** start Records provided **

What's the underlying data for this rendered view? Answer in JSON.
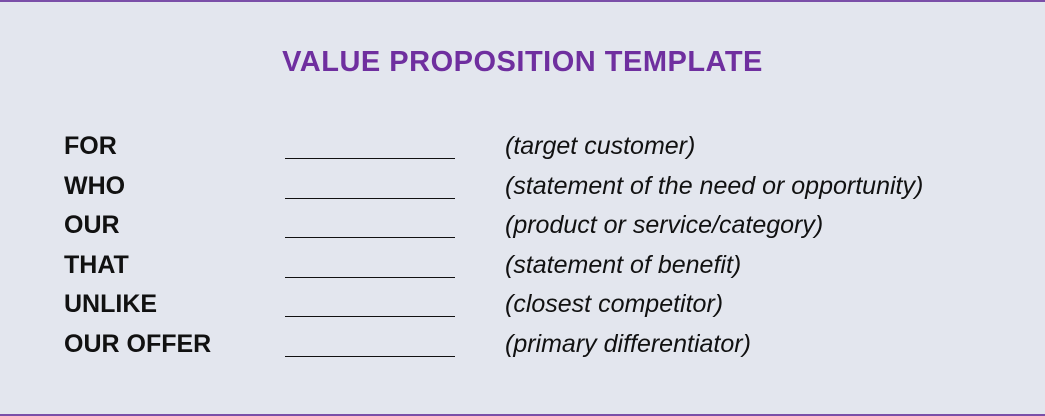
{
  "title": "VALUE PROPOSITION TEMPLATE",
  "rows": [
    {
      "label": "FOR",
      "hint": "(target customer)"
    },
    {
      "label": "WHO",
      "hint": "(statement of the need or opportunity)"
    },
    {
      "label": "OUR",
      "hint": "(product or service/category)"
    },
    {
      "label": "THAT",
      "hint": "(statement of benefit)"
    },
    {
      "label": "UNLIKE",
      "hint": "(closest competitor)"
    },
    {
      "label": "OUR OFFER",
      "hint": "(primary differentiator)"
    }
  ],
  "colors": {
    "title": "#6f2f9f",
    "background": "#e3e6ee",
    "border": "#7b4fa8",
    "text": "#111111"
  }
}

** end Records provided **

◆ **What to produce**:
Exactly as written, return every line of the listing, but not the pictures.

◆ **Solved exercise**:
What's the underlying data for this rendered view? Answer in JSON.
{
  "title": "VALUE PROPOSITION TEMPLATE",
  "rows": [
    {
      "label": "FOR",
      "hint": "(target customer)"
    },
    {
      "label": "WHO",
      "hint": "(statement of the need or opportunity)"
    },
    {
      "label": "OUR",
      "hint": "(product or service/category)"
    },
    {
      "label": "THAT",
      "hint": "(statement of benefit)"
    },
    {
      "label": "UNLIKE",
      "hint": "(closest competitor)"
    },
    {
      "label": "OUR OFFER",
      "hint": "(primary differentiator)"
    }
  ],
  "colors": {
    "title": "#6f2f9f",
    "background": "#e3e6ee",
    "border": "#7b4fa8",
    "text": "#111111"
  }
}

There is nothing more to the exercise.